= Direction =
Each record must be retyped in full. No character may differ.

= Extracted entries =
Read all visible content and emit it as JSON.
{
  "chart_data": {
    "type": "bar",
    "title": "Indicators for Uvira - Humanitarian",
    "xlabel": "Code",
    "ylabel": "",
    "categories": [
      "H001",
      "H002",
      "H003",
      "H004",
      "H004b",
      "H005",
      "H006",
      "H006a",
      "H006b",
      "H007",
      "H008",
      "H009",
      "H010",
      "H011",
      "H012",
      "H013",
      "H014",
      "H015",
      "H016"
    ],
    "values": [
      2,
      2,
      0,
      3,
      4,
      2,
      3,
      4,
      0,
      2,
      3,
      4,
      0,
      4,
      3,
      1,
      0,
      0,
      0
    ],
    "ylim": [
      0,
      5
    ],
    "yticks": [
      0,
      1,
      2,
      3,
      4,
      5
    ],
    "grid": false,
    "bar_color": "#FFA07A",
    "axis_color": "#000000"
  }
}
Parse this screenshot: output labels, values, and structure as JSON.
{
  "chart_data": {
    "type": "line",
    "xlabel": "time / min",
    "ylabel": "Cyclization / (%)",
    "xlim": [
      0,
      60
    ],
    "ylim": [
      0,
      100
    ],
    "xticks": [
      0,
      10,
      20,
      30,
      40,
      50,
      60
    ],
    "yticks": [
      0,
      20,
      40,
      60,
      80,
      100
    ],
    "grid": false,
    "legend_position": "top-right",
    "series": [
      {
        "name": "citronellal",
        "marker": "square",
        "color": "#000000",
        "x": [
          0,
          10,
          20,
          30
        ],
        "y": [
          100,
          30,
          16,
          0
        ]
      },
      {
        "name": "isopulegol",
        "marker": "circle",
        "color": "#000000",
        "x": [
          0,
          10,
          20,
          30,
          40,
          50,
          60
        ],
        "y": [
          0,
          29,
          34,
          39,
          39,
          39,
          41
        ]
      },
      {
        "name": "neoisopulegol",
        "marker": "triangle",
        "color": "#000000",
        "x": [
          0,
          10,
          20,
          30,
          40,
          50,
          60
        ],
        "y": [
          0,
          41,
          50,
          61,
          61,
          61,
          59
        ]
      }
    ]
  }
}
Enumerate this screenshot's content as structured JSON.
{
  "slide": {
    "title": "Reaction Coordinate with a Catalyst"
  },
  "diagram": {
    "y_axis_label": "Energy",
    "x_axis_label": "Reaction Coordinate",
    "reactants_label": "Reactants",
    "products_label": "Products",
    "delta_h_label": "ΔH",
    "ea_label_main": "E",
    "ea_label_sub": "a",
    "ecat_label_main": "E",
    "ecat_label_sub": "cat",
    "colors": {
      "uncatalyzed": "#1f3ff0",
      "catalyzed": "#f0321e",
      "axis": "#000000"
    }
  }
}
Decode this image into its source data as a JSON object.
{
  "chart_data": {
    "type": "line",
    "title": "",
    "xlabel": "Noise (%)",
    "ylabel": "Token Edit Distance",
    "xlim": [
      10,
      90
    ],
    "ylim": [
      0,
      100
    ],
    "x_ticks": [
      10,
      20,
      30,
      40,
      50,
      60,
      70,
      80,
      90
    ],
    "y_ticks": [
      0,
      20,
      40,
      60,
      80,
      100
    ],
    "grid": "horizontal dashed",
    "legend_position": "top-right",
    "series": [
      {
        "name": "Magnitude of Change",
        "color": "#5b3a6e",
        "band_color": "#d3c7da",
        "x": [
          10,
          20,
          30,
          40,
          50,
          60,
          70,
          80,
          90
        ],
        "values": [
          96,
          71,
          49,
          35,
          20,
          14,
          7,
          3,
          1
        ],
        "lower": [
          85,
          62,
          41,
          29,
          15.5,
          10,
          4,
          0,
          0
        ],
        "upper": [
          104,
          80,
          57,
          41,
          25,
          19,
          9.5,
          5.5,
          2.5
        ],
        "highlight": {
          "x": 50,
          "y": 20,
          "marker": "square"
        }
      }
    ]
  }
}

= Task response =
Read all visible content and emit it as JSON.
{
  "chart_data": {
    "type": "bar",
    "title": "Indicators for Uvira - Humanitarian",
    "xlabel": "Code",
    "ylabel": "",
    "categories": [
      "H001",
      "H002",
      "H003",
      "H004",
      "H004b",
      "H005",
      "H006",
      "H006a",
      "H006b",
      "H007",
      "H008",
      "H009",
      "H010",
      "H011",
      "H012",
      "H013",
      "H014",
      "H015",
      "H016"
    ],
    "values": [
      2,
      2,
      0,
      3,
      4,
      2,
      3,
      4,
      0,
      2,
      3,
      4,
      0,
      4,
      3,
      1,
      0,
      0,
      0
    ],
    "ylim": [
      0,
      5
    ],
    "yticks": [
      0,
      1,
      2,
      3,
      4,
      5
    ],
    "grid": false,
    "bar_color": "#FFA07A",
    "axis_color": "#000000"
  }
}
Parse this screenshot: output labels, values, and structure as JSON.
{
  "chart_data": {
    "type": "line",
    "xlabel": "time / min",
    "ylabel": "Cyclization / (%)",
    "xlim": [
      0,
      60
    ],
    "ylim": [
      0,
      100
    ],
    "xticks": [
      0,
      10,
      20,
      30,
      40,
      50,
      60
    ],
    "yticks": [
      0,
      20,
      40,
      60,
      80,
      100
    ],
    "grid": false,
    "legend_position": "top-right",
    "series": [
      {
        "name": "citronellal",
        "marker": "square",
        "color": "#000000",
        "x": [
          0,
          10,
          20,
          30
        ],
        "y": [
          100,
          30,
          16,
          0
        ]
      },
      {
        "name": "isopulegol",
        "marker": "circle",
        "color": "#000000",
        "x": [
          0,
          10,
          20,
          30,
          40,
          50,
          60
        ],
        "y": [
          0,
          29,
          34,
          39,
          39,
          39,
          41
        ]
      },
      {
        "name": "neoisopulegol",
        "marker": "triangle",
        "color": "#000000",
        "x": [
          0,
          10,
          20,
          30,
          40,
          50,
          60
        ],
        "y": [
          0,
          41,
          50,
          61,
          61,
          61,
          59
        ]
      }
    ]
  }
}
Enumerate this screenshot's content as structured JSON.
{
  "slide": {
    "title": "Reaction Coordinate with a Catalyst"
  },
  "diagram": {
    "y_axis_label": "Energy",
    "x_axis_label": "Reaction Coordinate",
    "reactants_label": "Reactants",
    "products_label": "Products",
    "delta_h_label": "ΔH",
    "ea_label_main": "E",
    "ea_label_sub": "a",
    "ecat_label_main": "E",
    "ecat_label_sub": "cat",
    "colors": {
      "uncatalyzed": "#1f3ff0",
      "catalyzed": "#f0321e",
      "axis": "#000000"
    }
  }
}
Decode this image into its source data as a JSON object.
{
  "chart_data": {
    "type": "line",
    "title": "",
    "xlabel": "Noise (%)",
    "ylabel": "Token Edit Distance",
    "xlim": [
      10,
      90
    ],
    "ylim": [
      0,
      100
    ],
    "x_ticks": [
      10,
      20,
      30,
      40,
      50,
      60,
      70,
      80,
      90
    ],
    "y_ticks": [
      0,
      20,
      40,
      60,
      80,
      100
    ],
    "grid": "horizontal dashed",
    "legend_position": "top-right",
    "series": [
      {
        "name": "Magnitude of Change",
        "color": "#5b3a6e",
        "band_color": "#d3c7da",
        "x": [
          10,
          20,
          30,
          40,
          50,
          60,
          70,
          80,
          90
        ],
        "values": [
          96,
          71,
          49,
          35,
          20,
          14,
          7,
          3,
          1
        ],
        "lower": [
          85,
          62,
          41,
          29,
          15.5,
          10,
          4,
          0,
          0
        ],
        "upper": [
          104,
          80,
          57,
          41,
          25,
          19,
          9.5,
          5.5,
          2.5
        ],
        "highlight": {
          "x": 50,
          "y": 20,
          "marker": "square"
        }
      }
    ]
  }
}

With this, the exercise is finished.